- The task
Please find every line in the entries below that contains the string "this", and copy it.

- Dataset records
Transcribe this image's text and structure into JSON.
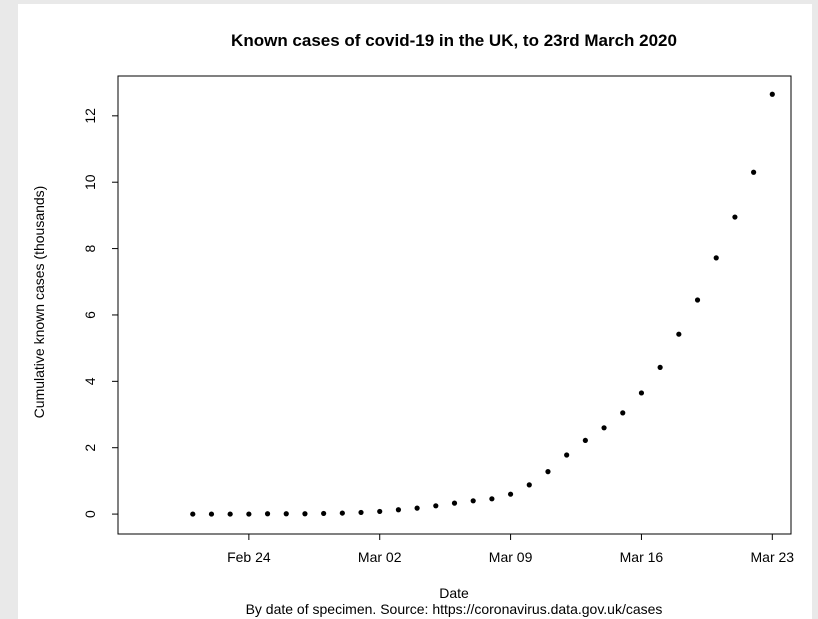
{
  "chart_data": {
    "type": "scatter",
    "title": "Known cases of covid-19 in the UK, to 23rd March 2020",
    "xlabel": "Date",
    "ylabel": "Cumulative known cases (thousands)",
    "caption": "By date of specimen. Source: https://coronavirus.data.gov.uk/cases",
    "x_ticks": [
      {
        "date": "2020-02-24",
        "label": "Feb 24"
      },
      {
        "date": "2020-03-02",
        "label": "Mar 02"
      },
      {
        "date": "2020-03-09",
        "label": "Mar 09"
      },
      {
        "date": "2020-03-16",
        "label": "Mar 16"
      },
      {
        "date": "2020-03-23",
        "label": "Mar 23"
      }
    ],
    "y_ticks": [
      0,
      2,
      4,
      6,
      8,
      10,
      12
    ],
    "xlim": [
      "2020-02-17",
      "2020-03-24"
    ],
    "ylim": [
      -0.6,
      13.2
    ],
    "grid": false,
    "marker_color": "#000000",
    "points": [
      {
        "x": "2020-02-21",
        "y": 0.0
      },
      {
        "x": "2020-02-22",
        "y": 0.0
      },
      {
        "x": "2020-02-23",
        "y": 0.0
      },
      {
        "x": "2020-02-24",
        "y": 0.0
      },
      {
        "x": "2020-02-25",
        "y": 0.01
      },
      {
        "x": "2020-02-26",
        "y": 0.01
      },
      {
        "x": "2020-02-27",
        "y": 0.01
      },
      {
        "x": "2020-02-28",
        "y": 0.02
      },
      {
        "x": "2020-02-29",
        "y": 0.03
      },
      {
        "x": "2020-03-01",
        "y": 0.05
      },
      {
        "x": "2020-03-02",
        "y": 0.08
      },
      {
        "x": "2020-03-03",
        "y": 0.13
      },
      {
        "x": "2020-03-04",
        "y": 0.18
      },
      {
        "x": "2020-03-05",
        "y": 0.25
      },
      {
        "x": "2020-03-06",
        "y": 0.33
      },
      {
        "x": "2020-03-07",
        "y": 0.4
      },
      {
        "x": "2020-03-08",
        "y": 0.46
      },
      {
        "x": "2020-03-09",
        "y": 0.6
      },
      {
        "x": "2020-03-10",
        "y": 0.88
      },
      {
        "x": "2020-03-11",
        "y": 1.28
      },
      {
        "x": "2020-03-12",
        "y": 1.78
      },
      {
        "x": "2020-03-13",
        "y": 2.22
      },
      {
        "x": "2020-03-14",
        "y": 2.6
      },
      {
        "x": "2020-03-15",
        "y": 3.05
      },
      {
        "x": "2020-03-16",
        "y": 3.65
      },
      {
        "x": "2020-03-17",
        "y": 4.42
      },
      {
        "x": "2020-03-18",
        "y": 5.42
      },
      {
        "x": "2020-03-19",
        "y": 6.45
      },
      {
        "x": "2020-03-20",
        "y": 7.72
      },
      {
        "x": "2020-03-21",
        "y": 8.95
      },
      {
        "x": "2020-03-22",
        "y": 10.3
      },
      {
        "x": "2020-03-23",
        "y": 12.65
      }
    ]
  }
}
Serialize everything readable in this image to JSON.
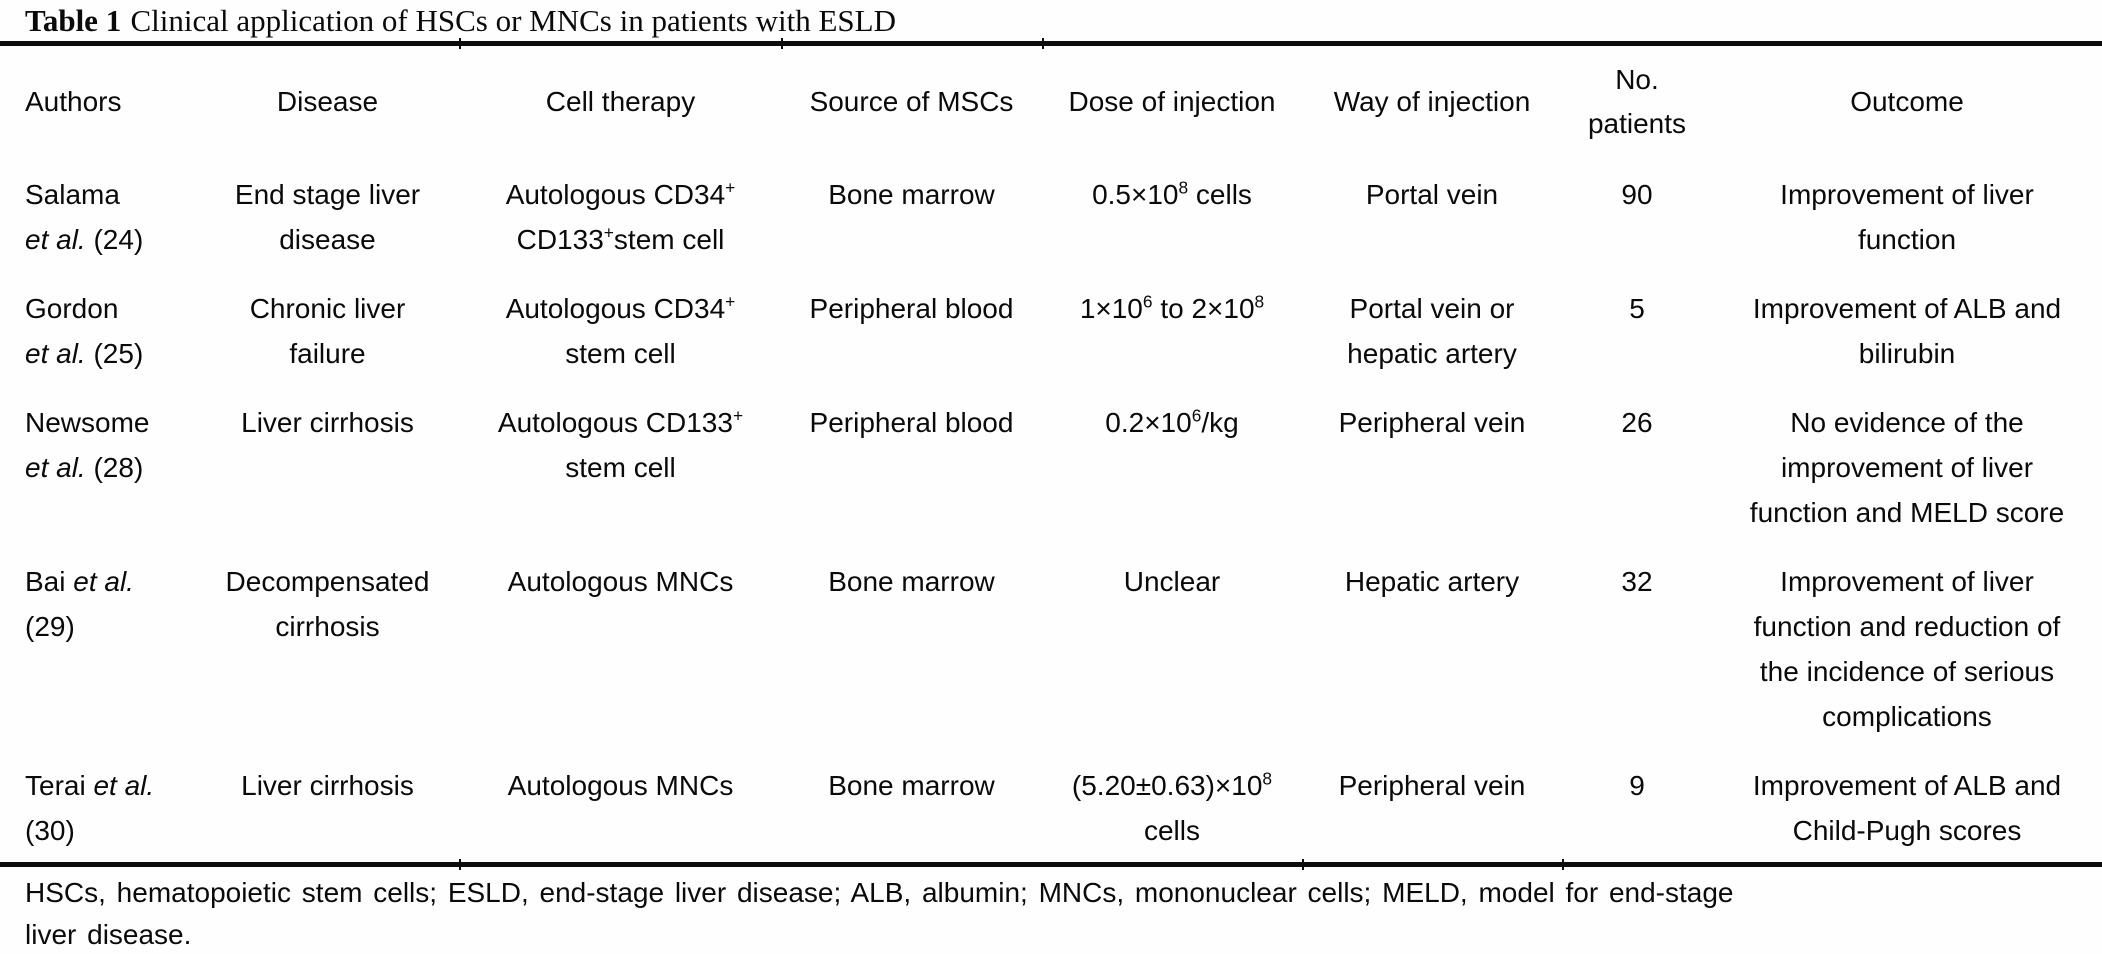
{
  "title": {
    "bold": "Table 1",
    "rest": "Clinical application of HSCs or MNCs in patients with ESLD"
  },
  "table": {
    "columns": [
      "Authors",
      "Disease",
      "Cell therapy",
      "Source of MSCs",
      "Dose of injection",
      "Way of injection",
      "No.\npatients",
      "Outcome"
    ],
    "rows": [
      {
        "authors": "Salama\n*et al.* (24)",
        "disease": "End stage liver\ndisease",
        "cell_therapy": "Autologous CD34^{+}\nCD133^{+}stem cell",
        "source": "Bone marrow",
        "dose": "0.5×10^{8} cells",
        "way": "Portal vein",
        "patients": "90",
        "outcome": "Improvement of liver\nfunction"
      },
      {
        "authors": "Gordon\n*et al.* (25)",
        "disease": "Chronic liver\nfailure",
        "cell_therapy": "Autologous CD34^{+}\nstem cell",
        "source": "Peripheral blood",
        "dose": "1×10^{6} to 2×10^{8}",
        "way": "Portal vein or\nhepatic artery",
        "patients": "5",
        "outcome": "Improvement of ALB and\nbilirubin"
      },
      {
        "authors": "Newsome\n*et al.* (28)",
        "disease": "Liver cirrhosis",
        "cell_therapy": "Autologous CD133^{+}\nstem cell",
        "source": "Peripheral blood",
        "dose": "0.2×10^{6}/kg",
        "way": "Peripheral vein",
        "patients": "26",
        "outcome": "No evidence of the\nimprovement of liver\nfunction and MELD score"
      },
      {
        "authors": "Bai *et al.*\n(29)",
        "disease": "Decompensated\ncirrhosis",
        "cell_therapy": "Autologous MNCs",
        "source": "Bone marrow",
        "dose": "Unclear",
        "way": "Hepatic artery",
        "patients": "32",
        "outcome": "Improvement of liver\nfunction and reduction of\nthe incidence of serious\ncomplications"
      },
      {
        "authors": "Terai *et al.*\n(30)",
        "disease": "Liver cirrhosis",
        "cell_therapy": "Autologous MNCs",
        "source": "Bone marrow",
        "dose": "(5.20±0.63)×10^{8}\ncells",
        "way": "Peripheral vein",
        "patients": "9",
        "outcome": "Improvement of ALB and\nChild-Pugh scores"
      }
    ]
  },
  "footnote": "HSCs, hematopoietic stem cells; ESLD, end-stage liver disease; ALB, albumin; MNCs, mononuclear cells; MELD, model for end-stage\nliver disease."
}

- Written response
Transcribe this image's text and structure into JSON.
Serialize everything readable in this image to JSON.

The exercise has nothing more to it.